>> START Extracted information

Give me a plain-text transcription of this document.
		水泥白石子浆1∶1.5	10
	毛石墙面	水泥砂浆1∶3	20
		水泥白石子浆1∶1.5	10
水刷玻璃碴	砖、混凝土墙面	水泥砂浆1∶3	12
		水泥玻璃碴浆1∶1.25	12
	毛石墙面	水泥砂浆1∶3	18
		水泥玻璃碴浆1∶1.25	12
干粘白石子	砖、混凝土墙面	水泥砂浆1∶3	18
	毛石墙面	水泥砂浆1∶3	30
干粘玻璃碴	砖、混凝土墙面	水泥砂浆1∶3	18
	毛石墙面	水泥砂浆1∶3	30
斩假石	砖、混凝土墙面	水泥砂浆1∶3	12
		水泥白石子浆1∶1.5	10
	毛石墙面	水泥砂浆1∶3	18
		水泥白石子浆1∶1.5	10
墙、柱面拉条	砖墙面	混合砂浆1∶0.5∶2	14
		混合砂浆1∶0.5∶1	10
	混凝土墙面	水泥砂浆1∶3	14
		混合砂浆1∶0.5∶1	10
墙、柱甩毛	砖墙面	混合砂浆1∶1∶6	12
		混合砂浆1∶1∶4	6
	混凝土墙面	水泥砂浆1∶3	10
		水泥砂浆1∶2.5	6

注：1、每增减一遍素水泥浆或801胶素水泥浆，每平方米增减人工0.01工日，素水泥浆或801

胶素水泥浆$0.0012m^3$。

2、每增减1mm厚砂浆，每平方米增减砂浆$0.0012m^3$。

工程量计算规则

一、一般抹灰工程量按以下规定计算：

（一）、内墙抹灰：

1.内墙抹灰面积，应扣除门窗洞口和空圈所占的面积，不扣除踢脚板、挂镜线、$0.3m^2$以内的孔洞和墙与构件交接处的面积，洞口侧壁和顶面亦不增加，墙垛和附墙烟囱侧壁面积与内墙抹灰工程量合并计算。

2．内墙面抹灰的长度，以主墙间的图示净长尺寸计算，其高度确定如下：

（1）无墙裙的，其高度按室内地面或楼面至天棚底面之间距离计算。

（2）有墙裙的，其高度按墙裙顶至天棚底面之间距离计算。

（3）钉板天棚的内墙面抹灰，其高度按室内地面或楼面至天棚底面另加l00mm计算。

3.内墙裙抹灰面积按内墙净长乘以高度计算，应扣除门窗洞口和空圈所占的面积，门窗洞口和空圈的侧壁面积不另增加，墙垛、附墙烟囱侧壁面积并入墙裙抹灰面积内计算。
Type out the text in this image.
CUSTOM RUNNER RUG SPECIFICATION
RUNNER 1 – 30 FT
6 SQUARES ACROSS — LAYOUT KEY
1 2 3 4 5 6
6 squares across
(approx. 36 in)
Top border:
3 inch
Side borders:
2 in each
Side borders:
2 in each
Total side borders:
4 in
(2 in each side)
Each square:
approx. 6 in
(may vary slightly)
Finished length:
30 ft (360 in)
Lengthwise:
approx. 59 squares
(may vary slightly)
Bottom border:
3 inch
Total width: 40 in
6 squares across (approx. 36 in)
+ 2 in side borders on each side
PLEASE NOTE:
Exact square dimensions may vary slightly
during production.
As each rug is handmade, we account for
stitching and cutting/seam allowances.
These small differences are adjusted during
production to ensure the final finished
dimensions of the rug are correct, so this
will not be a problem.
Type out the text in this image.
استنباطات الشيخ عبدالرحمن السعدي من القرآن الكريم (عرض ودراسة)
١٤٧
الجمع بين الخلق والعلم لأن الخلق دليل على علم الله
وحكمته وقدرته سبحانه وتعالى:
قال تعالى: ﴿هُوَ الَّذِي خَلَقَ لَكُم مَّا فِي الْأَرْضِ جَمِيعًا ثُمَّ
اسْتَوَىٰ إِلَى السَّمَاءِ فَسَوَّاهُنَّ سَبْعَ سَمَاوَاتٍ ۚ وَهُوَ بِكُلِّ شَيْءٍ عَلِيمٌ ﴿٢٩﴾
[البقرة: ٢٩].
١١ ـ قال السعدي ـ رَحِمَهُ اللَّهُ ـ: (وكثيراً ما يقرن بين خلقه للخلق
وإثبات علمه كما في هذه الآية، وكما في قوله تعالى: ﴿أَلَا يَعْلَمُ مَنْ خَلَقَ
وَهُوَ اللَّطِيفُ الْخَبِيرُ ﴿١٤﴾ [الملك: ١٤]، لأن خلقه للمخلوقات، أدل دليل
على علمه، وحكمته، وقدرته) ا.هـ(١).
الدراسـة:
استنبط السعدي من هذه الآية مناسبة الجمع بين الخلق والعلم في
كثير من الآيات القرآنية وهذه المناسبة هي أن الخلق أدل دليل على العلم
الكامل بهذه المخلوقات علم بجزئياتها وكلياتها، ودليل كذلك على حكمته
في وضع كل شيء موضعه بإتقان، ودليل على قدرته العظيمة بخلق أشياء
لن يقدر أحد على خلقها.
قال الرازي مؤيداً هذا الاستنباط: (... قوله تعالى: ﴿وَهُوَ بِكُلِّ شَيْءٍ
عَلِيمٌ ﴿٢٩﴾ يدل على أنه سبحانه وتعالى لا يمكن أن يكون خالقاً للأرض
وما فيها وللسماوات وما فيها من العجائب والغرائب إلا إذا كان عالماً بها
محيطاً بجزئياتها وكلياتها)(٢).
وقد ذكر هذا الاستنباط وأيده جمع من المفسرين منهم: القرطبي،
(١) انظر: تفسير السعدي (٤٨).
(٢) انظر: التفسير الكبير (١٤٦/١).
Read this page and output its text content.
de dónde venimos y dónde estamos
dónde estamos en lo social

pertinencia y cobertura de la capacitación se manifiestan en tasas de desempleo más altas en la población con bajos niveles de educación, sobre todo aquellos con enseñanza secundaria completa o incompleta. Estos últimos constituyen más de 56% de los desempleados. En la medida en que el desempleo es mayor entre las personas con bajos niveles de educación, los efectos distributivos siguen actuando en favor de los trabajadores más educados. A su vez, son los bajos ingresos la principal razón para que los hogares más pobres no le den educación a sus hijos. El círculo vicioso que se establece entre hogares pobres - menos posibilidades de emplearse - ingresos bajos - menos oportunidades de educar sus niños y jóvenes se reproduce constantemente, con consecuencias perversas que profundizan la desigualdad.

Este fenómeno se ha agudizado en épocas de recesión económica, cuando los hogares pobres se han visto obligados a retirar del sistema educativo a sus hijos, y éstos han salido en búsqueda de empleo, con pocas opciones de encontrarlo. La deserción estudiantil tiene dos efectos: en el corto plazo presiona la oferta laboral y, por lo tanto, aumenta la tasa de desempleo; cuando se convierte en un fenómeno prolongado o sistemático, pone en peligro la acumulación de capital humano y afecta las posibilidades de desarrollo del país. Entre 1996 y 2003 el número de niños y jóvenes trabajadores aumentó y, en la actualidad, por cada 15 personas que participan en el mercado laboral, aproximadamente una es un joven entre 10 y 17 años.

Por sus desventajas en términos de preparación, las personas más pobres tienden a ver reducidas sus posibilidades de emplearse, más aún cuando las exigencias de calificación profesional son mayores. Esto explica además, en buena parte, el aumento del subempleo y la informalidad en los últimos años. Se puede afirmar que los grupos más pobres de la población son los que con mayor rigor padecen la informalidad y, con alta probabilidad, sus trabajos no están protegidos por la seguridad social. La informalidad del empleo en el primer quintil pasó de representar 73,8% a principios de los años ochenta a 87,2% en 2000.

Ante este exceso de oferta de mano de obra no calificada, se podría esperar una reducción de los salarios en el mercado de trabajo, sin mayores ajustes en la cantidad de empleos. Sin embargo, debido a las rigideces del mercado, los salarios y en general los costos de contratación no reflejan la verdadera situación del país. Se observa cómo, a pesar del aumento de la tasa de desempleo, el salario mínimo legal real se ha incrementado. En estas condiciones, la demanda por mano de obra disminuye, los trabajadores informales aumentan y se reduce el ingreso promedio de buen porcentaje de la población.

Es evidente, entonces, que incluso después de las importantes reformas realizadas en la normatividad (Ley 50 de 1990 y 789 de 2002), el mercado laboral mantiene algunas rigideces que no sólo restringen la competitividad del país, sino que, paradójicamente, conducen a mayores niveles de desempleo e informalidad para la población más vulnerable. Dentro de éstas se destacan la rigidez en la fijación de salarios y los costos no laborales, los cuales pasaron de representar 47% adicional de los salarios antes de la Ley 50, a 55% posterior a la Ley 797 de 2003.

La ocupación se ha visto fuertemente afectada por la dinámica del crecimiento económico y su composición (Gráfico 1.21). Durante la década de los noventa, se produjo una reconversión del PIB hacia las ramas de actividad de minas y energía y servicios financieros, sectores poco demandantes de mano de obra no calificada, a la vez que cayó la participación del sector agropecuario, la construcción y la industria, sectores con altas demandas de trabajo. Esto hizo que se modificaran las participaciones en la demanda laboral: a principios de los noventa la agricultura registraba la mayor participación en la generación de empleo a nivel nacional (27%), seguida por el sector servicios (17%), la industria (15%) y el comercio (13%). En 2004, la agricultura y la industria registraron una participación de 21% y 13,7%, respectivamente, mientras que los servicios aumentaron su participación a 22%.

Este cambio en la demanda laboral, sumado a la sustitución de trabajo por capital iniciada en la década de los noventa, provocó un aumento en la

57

>> END Extracted information

Exercise brief:
Scan the material above for the string "dónde" and return the lines that hold it.

Final answer:
de dónde venimos y dónde estamos
dónde estamos en lo social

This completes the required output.